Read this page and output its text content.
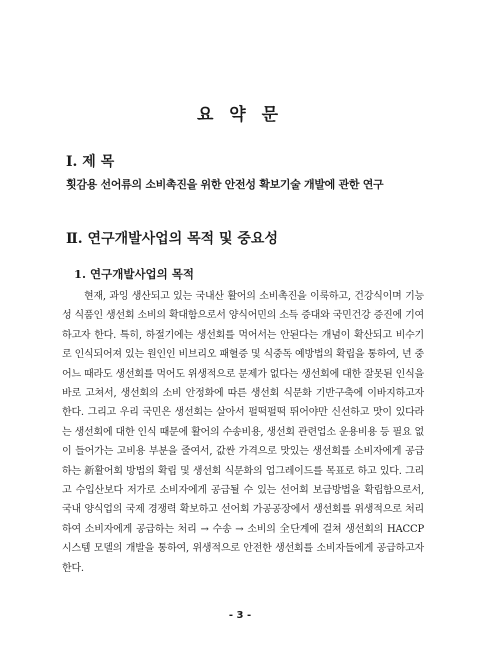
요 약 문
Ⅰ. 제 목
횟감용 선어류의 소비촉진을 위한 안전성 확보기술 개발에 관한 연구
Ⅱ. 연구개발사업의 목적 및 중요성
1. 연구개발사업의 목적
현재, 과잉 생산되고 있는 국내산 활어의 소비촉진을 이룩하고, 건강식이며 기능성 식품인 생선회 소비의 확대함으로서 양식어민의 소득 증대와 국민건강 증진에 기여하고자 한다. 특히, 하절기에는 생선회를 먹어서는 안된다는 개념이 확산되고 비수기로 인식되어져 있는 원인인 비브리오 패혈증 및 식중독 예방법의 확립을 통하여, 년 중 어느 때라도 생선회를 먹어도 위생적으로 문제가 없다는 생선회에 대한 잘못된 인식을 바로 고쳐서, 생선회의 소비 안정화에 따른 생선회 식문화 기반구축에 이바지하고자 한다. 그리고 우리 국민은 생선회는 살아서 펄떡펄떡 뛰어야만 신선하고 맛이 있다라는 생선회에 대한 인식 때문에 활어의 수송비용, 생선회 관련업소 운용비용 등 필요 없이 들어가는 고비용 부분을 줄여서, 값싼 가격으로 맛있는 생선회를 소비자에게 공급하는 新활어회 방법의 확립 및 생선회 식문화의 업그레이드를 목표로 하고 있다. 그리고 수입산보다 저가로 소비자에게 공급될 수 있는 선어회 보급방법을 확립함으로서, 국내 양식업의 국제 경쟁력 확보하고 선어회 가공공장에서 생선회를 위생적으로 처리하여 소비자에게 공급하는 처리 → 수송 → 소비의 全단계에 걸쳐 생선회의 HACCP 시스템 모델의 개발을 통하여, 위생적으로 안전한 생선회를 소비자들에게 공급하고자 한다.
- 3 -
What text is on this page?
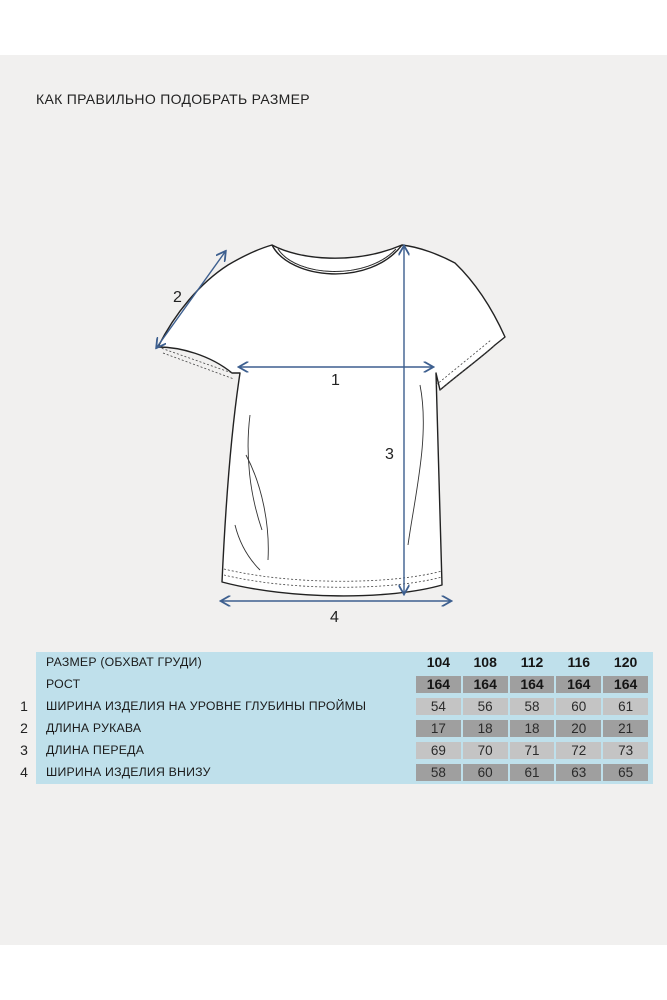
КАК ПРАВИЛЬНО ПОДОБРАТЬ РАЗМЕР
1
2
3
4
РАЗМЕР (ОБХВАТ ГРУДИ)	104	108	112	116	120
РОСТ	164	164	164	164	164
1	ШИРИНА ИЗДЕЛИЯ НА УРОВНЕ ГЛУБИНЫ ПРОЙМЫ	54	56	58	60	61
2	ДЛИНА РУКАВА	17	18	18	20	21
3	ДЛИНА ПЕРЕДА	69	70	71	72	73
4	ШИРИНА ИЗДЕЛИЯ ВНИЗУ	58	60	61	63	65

----------------

Restate the whole listing above exactly, except for its images.

Read this page and output its text content.
요 약 문
Ⅰ. 제 목
횟감용 선어류의 소비촉진을 위한 안전성 확보기술 개발에 관한 연구
Ⅱ. 연구개발사업의 목적 및 중요성
1. 연구개발사업의 목적
현재, 과잉 생산되고 있는 국내산 활어의 소비촉진을 이룩하고, 건강식이며 기능성 식품인 생선회 소비의 확대함으로서 양식어민의 소득 증대와 국민건강 증진에 기여하고자 한다. 특히, 하절기에는 생선회를 먹어서는 안된다는 개념이 확산되고 비수기로 인식되어져 있는 원인인 비브리오 패혈증 및 식중독 예방법의 확립을 통하여, 년 중 어느 때라도 생선회를 먹어도 위생적으로 문제가 없다는 생선회에 대한 잘못된 인식을 바로 고쳐서, 생선회의 소비 안정화에 따른 생선회 식문화 기반구축에 이바지하고자 한다. 그리고 우리 국민은 생선회는 살아서 펄떡펄떡 뛰어야만 신선하고 맛이 있다라는 생선회에 대한 인식 때문에 활어의 수송비용, 생선회 관련업소 운용비용 등 필요 없이 들어가는 고비용 부분을 줄여서, 값싼 가격으로 맛있는 생선회를 소비자에게 공급하는 新활어회 방법의 확립 및 생선회 식문화의 업그레이드를 목표로 하고 있다. 그리고 수입산보다 저가로 소비자에게 공급될 수 있는 선어회 보급방법을 확립함으로서, 국내 양식업의 국제 경쟁력 확보하고 선어회 가공공장에서 생선회를 위생적으로 처리하여 소비자에게 공급하는 처리 → 수송 → 소비의 全단계에 걸쳐 생선회의 HACCP 시스템 모델의 개발을 통하여, 위생적으로 안전한 생선회를 소비자들에게 공급하고자 한다.
- 3 -
What text is on this page?
КАК ПРАВИЛЬНО ПОДОБРАТЬ РАЗМЕР
1
2
3
4
РАЗМЕР (ОБХВАТ ГРУДИ)	104	108	112	116	120
РОСТ	164	164	164	164	164
1	ШИРИНА ИЗДЕЛИЯ НА УРОВНЕ ГЛУБИНЫ ПРОЙМЫ	54	56	58	60	61
2	ДЛИНА РУКАВА	17	18	18	20	21
3	ДЛИНА ПЕРЕДА	69	70	71	72	73
4	ШИРИНА ИЗДЕЛИЯ ВНИЗУ	58	60	61	63	65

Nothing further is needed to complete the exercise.